=== EXERCISE INPUTS ===

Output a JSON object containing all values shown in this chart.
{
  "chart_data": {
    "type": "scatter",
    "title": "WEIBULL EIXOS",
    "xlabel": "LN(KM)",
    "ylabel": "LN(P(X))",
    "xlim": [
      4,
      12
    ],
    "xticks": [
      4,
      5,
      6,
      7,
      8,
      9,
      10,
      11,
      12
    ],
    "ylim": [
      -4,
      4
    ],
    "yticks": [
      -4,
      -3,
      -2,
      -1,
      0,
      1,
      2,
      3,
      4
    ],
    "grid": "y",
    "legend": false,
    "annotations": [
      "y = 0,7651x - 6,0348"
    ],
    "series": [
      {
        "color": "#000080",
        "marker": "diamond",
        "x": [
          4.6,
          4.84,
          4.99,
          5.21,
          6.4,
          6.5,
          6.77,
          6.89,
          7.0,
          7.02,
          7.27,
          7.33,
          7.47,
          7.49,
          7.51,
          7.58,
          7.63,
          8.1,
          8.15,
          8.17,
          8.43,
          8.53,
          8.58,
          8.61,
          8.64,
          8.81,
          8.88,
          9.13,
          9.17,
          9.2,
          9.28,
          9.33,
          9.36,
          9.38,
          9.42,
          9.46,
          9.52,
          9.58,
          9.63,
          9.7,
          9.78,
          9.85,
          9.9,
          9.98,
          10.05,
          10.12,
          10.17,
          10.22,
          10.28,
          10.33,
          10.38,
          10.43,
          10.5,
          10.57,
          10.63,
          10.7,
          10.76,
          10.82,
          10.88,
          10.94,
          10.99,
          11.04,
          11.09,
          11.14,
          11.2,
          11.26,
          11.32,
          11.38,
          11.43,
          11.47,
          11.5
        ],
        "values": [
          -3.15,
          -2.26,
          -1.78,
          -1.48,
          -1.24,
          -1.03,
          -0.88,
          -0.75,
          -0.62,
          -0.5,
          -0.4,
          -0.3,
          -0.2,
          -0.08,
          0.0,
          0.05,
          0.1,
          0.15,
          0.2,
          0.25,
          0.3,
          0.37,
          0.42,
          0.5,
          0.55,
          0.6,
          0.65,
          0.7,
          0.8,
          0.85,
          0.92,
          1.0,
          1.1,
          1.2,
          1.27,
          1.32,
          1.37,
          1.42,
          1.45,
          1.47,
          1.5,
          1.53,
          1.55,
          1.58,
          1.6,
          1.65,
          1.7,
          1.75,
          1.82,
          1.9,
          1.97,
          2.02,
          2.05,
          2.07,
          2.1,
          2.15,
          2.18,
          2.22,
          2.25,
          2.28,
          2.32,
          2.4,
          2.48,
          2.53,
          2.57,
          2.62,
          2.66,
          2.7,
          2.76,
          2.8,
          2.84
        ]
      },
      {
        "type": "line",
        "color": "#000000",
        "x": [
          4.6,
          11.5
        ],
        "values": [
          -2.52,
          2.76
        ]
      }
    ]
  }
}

===

• YOUR GOAL:
Return the listing above in full, character for character.

• ANSWER IN FULL:
Output a JSON object containing all values shown in this chart.
{
  "chart_data": {
    "type": "scatter",
    "title": "WEIBULL EIXOS",
    "xlabel": "LN(KM)",
    "ylabel": "LN(P(X))",
    "xlim": [
      4,
      12
    ],
    "xticks": [
      4,
      5,
      6,
      7,
      8,
      9,
      10,
      11,
      12
    ],
    "ylim": [
      -4,
      4
    ],
    "yticks": [
      -4,
      -3,
      -2,
      -1,
      0,
      1,
      2,
      3,
      4
    ],
    "grid": "y",
    "legend": false,
    "annotations": [
      "y = 0,7651x - 6,0348"
    ],
    "series": [
      {
        "color": "#000080",
        "marker": "diamond",
        "x": [
          4.6,
          4.84,
          4.99,
          5.21,
          6.4,
          6.5,
          6.77,
          6.89,
          7.0,
          7.02,
          7.27,
          7.33,
          7.47,
          7.49,
          7.51,
          7.58,
          7.63,
          8.1,
          8.15,
          8.17,
          8.43,
          8.53,
          8.58,
          8.61,
          8.64,
          8.81,
          8.88,
          9.13,
          9.17,
          9.2,
          9.28,
          9.33,
          9.36,
          9.38,
          9.42,
          9.46,
          9.52,
          9.58,
          9.63,
          9.7,
          9.78,
          9.85,
          9.9,
          9.98,
          10.05,
          10.12,
          10.17,
          10.22,
          10.28,
          10.33,
          10.38,
          10.43,
          10.5,
          10.57,
          10.63,
          10.7,
          10.76,
          10.82,
          10.88,
          10.94,
          10.99,
          11.04,
          11.09,
          11.14,
          11.2,
          11.26,
          11.32,
          11.38,
          11.43,
          11.47,
          11.5
        ],
        "values": [
          -3.15,
          -2.26,
          -1.78,
          -1.48,
          -1.24,
          -1.03,
          -0.88,
          -0.75,
          -0.62,
          -0.5,
          -0.4,
          -0.3,
          -0.2,
          -0.08,
          0.0,
          0.05,
          0.1,
          0.15,
          0.2,
          0.25,
          0.3,
          0.37,
          0.42,
          0.5,
          0.55,
          0.6,
          0.65,
          0.7,
          0.8,
          0.85,
          0.92,
          1.0,
          1.1,
          1.2,
          1.27,
          1.32,
          1.37,
          1.42,
          1.45,
          1.47,
          1.5,
          1.53,
          1.55,
          1.58,
          1.6,
          1.65,
          1.7,
          1.75,
          1.82,
          1.9,
          1.97,
          2.02,
          2.05,
          2.07,
          2.1,
          2.15,
          2.18,
          2.22,
          2.25,
          2.28,
          2.32,
          2.4,
          2.48,
          2.53,
          2.57,
          2.62,
          2.66,
          2.7,
          2.76,
          2.8,
          2.84
        ]
      },
      {
        "type": "line",
        "color": "#000000",
        "x": [
          4.6,
          11.5
        ],
        "values": [
          -2.52,
          2.76
        ]
      }
    ]
  }
}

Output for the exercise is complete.